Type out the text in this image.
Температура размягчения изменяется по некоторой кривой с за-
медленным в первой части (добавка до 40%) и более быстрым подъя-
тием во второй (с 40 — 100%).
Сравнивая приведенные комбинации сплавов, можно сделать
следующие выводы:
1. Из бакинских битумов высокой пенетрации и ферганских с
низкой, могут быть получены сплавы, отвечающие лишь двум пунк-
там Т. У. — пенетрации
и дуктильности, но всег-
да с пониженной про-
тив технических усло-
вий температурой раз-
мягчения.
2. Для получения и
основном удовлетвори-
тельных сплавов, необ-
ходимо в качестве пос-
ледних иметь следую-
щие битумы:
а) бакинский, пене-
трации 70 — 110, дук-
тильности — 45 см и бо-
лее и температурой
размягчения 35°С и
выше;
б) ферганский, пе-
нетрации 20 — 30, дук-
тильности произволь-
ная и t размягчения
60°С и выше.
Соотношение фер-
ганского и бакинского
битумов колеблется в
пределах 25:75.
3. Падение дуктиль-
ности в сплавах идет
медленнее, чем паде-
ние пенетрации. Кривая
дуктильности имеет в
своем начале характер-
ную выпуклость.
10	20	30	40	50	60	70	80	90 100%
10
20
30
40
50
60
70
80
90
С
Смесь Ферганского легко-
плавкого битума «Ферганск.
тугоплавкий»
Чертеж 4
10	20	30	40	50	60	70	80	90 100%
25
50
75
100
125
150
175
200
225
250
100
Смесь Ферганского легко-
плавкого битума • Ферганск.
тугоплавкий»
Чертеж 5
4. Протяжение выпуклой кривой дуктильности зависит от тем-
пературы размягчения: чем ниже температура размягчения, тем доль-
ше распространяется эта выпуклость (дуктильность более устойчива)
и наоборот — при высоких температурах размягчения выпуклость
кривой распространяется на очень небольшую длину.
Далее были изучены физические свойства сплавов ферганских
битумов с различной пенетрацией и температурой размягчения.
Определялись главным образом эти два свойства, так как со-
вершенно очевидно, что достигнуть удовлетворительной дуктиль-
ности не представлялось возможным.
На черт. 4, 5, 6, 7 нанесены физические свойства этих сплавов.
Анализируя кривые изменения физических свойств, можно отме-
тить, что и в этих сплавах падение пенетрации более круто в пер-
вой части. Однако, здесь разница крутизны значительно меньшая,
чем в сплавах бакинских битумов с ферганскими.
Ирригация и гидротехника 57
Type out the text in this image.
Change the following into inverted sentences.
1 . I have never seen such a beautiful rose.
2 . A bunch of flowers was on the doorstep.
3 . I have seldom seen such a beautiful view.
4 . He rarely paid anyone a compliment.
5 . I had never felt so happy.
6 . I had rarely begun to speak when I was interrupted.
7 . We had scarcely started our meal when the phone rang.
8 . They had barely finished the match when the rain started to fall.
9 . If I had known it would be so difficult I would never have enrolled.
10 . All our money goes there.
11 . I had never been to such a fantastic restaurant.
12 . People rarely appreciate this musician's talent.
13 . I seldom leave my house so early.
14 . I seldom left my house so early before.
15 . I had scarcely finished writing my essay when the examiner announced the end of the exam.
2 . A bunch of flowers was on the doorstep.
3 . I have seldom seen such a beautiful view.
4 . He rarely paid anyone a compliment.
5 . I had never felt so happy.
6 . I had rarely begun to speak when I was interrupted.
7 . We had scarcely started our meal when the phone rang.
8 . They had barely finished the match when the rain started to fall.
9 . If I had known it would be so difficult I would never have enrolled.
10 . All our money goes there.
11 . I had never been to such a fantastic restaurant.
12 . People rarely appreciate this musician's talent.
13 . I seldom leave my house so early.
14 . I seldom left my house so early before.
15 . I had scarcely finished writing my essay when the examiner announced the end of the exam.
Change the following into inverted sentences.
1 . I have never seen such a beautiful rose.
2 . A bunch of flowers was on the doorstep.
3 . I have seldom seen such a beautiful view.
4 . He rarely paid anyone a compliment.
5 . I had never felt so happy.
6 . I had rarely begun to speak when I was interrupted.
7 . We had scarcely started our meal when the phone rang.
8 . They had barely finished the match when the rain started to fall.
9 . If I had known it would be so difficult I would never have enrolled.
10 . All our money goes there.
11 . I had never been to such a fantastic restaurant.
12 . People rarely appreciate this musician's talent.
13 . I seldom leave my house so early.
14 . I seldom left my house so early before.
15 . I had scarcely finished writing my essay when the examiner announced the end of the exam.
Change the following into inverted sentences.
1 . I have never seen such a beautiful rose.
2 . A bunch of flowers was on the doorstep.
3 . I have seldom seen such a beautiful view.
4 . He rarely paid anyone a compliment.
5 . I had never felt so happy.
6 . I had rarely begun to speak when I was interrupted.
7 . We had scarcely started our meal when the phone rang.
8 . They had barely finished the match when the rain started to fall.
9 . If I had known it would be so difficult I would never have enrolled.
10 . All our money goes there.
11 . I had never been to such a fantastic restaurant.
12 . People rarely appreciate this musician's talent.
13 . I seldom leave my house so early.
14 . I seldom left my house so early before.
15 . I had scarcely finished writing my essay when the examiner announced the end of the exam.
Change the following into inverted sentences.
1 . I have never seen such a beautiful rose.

++++++

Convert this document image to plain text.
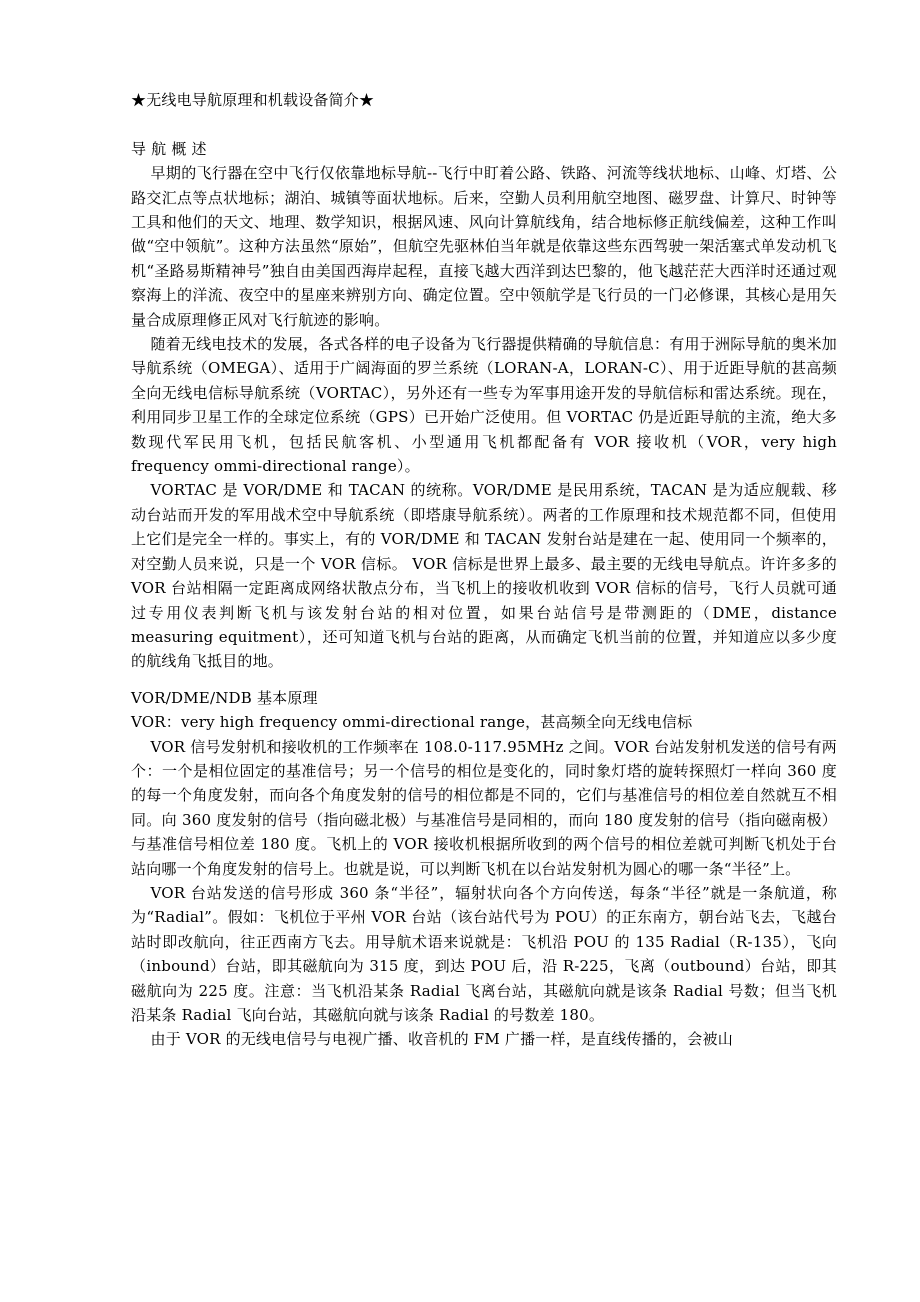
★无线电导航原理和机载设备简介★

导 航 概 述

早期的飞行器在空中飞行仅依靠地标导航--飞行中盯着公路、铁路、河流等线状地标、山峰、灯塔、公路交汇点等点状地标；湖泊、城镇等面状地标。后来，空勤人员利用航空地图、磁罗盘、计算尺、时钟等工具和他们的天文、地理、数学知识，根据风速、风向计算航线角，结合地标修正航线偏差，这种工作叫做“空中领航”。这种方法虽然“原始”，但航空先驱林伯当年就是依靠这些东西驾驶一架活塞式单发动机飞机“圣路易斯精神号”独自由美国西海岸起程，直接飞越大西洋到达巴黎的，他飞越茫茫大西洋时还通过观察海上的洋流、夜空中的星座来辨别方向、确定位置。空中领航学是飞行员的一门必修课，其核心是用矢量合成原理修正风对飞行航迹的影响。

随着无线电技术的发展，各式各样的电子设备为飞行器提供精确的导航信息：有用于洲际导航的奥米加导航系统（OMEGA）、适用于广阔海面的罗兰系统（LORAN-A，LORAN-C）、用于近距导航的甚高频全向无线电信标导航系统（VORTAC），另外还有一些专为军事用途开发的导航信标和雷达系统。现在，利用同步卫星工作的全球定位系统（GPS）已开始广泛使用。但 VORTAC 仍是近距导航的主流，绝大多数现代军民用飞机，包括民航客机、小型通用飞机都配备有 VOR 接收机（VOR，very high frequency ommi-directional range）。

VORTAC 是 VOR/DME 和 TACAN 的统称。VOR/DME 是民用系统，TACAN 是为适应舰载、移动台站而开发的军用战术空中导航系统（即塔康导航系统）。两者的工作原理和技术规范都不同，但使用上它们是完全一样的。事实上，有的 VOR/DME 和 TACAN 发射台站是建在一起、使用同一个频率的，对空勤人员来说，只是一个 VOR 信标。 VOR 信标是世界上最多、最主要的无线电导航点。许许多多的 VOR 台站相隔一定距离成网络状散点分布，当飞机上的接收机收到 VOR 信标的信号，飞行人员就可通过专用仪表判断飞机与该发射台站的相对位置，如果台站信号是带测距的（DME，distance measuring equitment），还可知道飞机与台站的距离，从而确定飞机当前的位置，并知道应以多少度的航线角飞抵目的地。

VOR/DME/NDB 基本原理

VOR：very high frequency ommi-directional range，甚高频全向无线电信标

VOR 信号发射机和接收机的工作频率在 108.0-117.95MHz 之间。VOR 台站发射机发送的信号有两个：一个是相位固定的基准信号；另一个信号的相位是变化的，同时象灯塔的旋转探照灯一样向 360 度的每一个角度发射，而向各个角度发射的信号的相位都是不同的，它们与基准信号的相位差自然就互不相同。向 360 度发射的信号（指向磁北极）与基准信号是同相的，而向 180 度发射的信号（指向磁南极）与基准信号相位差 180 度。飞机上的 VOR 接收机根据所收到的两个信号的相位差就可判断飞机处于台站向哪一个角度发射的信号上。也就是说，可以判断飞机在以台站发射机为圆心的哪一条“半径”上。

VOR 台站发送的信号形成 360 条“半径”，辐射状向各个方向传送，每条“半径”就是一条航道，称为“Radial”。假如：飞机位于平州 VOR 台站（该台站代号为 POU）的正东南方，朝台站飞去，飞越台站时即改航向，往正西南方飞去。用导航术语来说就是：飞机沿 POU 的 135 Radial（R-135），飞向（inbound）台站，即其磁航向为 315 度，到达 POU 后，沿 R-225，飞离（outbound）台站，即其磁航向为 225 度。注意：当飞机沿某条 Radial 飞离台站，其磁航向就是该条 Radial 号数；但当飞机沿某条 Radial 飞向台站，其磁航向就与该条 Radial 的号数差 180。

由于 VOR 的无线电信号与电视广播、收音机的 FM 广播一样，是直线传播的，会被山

++++++

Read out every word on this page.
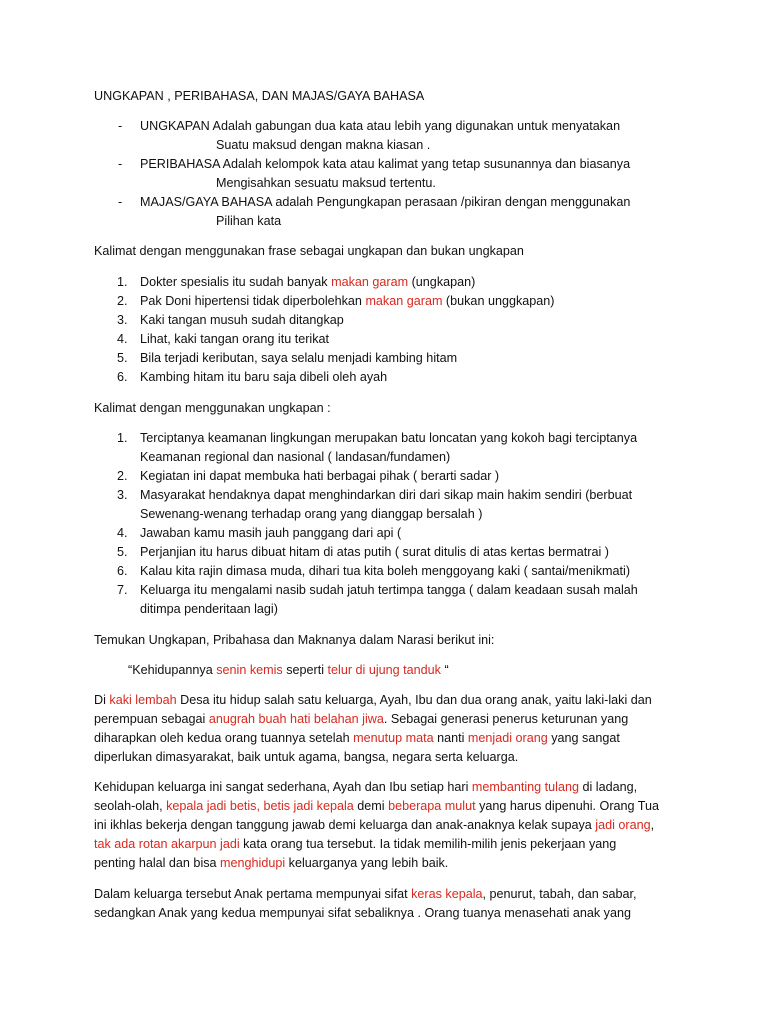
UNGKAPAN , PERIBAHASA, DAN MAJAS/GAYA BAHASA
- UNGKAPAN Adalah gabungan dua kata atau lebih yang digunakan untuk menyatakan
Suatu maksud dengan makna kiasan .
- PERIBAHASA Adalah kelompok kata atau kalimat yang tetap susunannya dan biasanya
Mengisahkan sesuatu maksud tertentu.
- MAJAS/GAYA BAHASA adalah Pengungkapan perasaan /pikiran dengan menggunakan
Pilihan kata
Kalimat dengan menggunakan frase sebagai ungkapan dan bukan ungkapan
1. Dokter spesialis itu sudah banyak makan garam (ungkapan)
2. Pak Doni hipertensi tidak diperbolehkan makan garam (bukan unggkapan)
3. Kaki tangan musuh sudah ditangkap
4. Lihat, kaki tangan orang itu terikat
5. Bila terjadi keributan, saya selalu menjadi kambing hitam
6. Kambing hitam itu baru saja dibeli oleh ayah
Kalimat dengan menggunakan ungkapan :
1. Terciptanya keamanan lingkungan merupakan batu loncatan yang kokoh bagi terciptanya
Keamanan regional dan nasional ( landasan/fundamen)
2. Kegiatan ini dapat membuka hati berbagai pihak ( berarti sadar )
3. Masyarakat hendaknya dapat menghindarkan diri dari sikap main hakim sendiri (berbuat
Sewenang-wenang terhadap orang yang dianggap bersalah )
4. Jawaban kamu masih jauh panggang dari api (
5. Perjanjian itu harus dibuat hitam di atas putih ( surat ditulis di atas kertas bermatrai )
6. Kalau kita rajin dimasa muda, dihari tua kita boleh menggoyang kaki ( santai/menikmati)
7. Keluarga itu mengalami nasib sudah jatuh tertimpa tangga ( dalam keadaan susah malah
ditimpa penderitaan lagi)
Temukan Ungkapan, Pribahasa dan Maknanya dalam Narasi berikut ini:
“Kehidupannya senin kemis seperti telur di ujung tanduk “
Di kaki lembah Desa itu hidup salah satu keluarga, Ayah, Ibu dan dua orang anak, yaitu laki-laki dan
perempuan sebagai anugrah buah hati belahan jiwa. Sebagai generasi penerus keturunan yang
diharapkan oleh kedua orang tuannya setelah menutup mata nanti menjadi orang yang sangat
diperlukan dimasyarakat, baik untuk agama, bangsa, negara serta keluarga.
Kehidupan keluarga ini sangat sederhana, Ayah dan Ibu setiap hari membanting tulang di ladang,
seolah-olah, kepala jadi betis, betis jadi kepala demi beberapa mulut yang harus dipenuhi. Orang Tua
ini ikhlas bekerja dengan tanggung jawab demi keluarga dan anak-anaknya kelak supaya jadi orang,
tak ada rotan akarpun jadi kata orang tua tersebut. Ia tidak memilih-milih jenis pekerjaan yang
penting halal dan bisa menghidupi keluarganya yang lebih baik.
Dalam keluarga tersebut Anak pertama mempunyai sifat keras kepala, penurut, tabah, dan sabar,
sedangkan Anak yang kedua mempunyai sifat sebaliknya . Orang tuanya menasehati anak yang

++++++

Task brief: Determine the number of lines in these entries that contain the word "dapat", and write only that number.

Reply: 2